--- START Entries supplied ---

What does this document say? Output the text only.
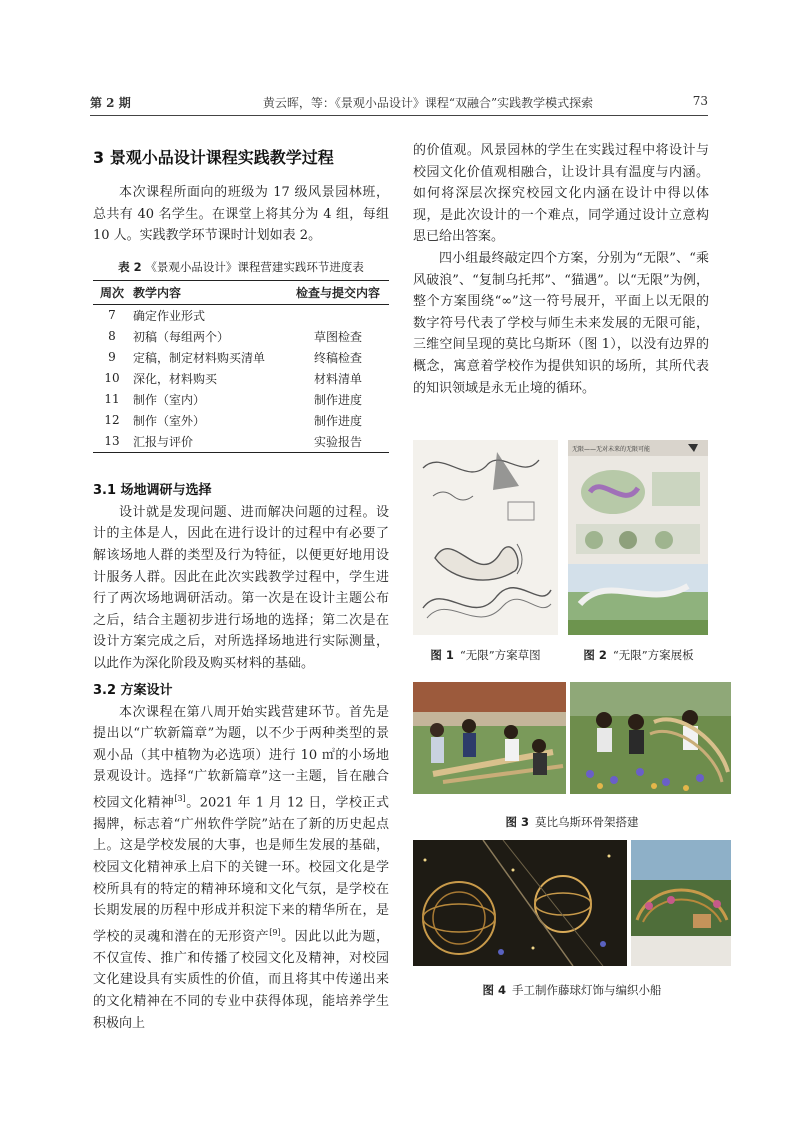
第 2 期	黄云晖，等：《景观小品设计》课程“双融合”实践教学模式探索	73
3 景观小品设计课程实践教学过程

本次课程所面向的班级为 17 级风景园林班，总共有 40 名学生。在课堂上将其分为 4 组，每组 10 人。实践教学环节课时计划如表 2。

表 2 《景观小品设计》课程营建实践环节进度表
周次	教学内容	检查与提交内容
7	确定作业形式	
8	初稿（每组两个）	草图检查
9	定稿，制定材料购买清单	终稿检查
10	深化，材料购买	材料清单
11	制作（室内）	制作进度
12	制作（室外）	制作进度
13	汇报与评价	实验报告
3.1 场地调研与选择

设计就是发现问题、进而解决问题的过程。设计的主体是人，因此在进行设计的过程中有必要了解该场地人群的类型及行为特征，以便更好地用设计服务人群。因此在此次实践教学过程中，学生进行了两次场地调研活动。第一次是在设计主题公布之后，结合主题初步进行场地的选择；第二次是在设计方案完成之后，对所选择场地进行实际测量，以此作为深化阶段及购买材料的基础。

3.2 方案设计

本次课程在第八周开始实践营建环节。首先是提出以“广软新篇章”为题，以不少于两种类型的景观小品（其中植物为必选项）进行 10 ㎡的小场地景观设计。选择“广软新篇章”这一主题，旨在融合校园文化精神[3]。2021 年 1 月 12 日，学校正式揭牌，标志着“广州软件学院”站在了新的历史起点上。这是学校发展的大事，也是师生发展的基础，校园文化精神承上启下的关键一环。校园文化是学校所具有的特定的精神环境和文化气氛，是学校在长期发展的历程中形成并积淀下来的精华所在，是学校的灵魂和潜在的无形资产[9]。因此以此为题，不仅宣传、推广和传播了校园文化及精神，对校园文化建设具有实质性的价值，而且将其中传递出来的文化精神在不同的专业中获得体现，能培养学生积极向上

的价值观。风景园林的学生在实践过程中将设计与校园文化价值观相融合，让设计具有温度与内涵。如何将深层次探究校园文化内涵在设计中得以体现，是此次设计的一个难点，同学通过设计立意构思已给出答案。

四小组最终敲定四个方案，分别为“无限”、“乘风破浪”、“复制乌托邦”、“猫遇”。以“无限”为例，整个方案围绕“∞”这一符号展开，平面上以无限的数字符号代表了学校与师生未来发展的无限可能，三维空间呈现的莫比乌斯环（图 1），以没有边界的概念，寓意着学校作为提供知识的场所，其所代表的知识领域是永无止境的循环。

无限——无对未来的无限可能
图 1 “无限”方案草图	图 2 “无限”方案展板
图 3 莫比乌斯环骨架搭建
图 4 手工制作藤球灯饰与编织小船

--- END Entries supplied ---

=== Aim of the task ===
Reproduce all entries exactly. Pictures do not belong in the copy.

=== Result ===
What does this document say? Output the text only.
第 2 期	黄云晖，等：《景观小品设计》课程“双融合”实践教学模式探索	73
3 景观小品设计课程实践教学过程

本次课程所面向的班级为 17 级风景园林班，总共有 40 名学生。在课堂上将其分为 4 组，每组 10 人。实践教学环节课时计划如表 2。

表 2 《景观小品设计》课程营建实践环节进度表
周次	教学内容	检查与提交内容
7	确定作业形式	
8	初稿（每组两个）	草图检查
9	定稿，制定材料购买清单	终稿检查
10	深化，材料购买	材料清单
11	制作（室内）	制作进度
12	制作（室外）	制作进度
13	汇报与评价	实验报告
3.1 场地调研与选择

设计就是发现问题、进而解决问题的过程。设计的主体是人，因此在进行设计的过程中有必要了解该场地人群的类型及行为特征，以便更好地用设计服务人群。因此在此次实践教学过程中，学生进行了两次场地调研活动。第一次是在设计主题公布之后，结合主题初步进行场地的选择；第二次是在设计方案完成之后，对所选择场地进行实际测量，以此作为深化阶段及购买材料的基础。

3.2 方案设计

本次课程在第八周开始实践营建环节。首先是提出以“广软新篇章”为题，以不少于两种类型的景观小品（其中植物为必选项）进行 10 ㎡的小场地景观设计。选择“广软新篇章”这一主题，旨在融合校园文化精神[3]。2021 年 1 月 12 日，学校正式揭牌，标志着“广州软件学院”站在了新的历史起点上。这是学校发展的大事，也是师生发展的基础，校园文化精神承上启下的关键一环。校园文化是学校所具有的特定的精神环境和文化气氛，是学校在长期发展的历程中形成并积淀下来的精华所在，是学校的灵魂和潜在的无形资产[9]。因此以此为题，不仅宣传、推广和传播了校园文化及精神，对校园文化建设具有实质性的价值，而且将其中传递出来的文化精神在不同的专业中获得体现，能培养学生积极向上

的价值观。风景园林的学生在实践过程中将设计与校园文化价值观相融合，让设计具有温度与内涵。如何将深层次探究校园文化内涵在设计中得以体现，是此次设计的一个难点，同学通过设计立意构思已给出答案。

四小组最终敲定四个方案，分别为“无限”、“乘风破浪”、“复制乌托邦”、“猫遇”。以“无限”为例，整个方案围绕“∞”这一符号展开，平面上以无限的数字符号代表了学校与师生未来发展的无限可能，三维空间呈现的莫比乌斯环（图 1），以没有边界的概念，寓意着学校作为提供知识的场所，其所代表的知识领域是永无止境的循环。

无限——无对未来的无限可能
图 1 “无限”方案草图	图 2 “无限”方案展板
图 3 莫比乌斯环骨架搭建
图 4 手工制作藤球灯饰与编织小船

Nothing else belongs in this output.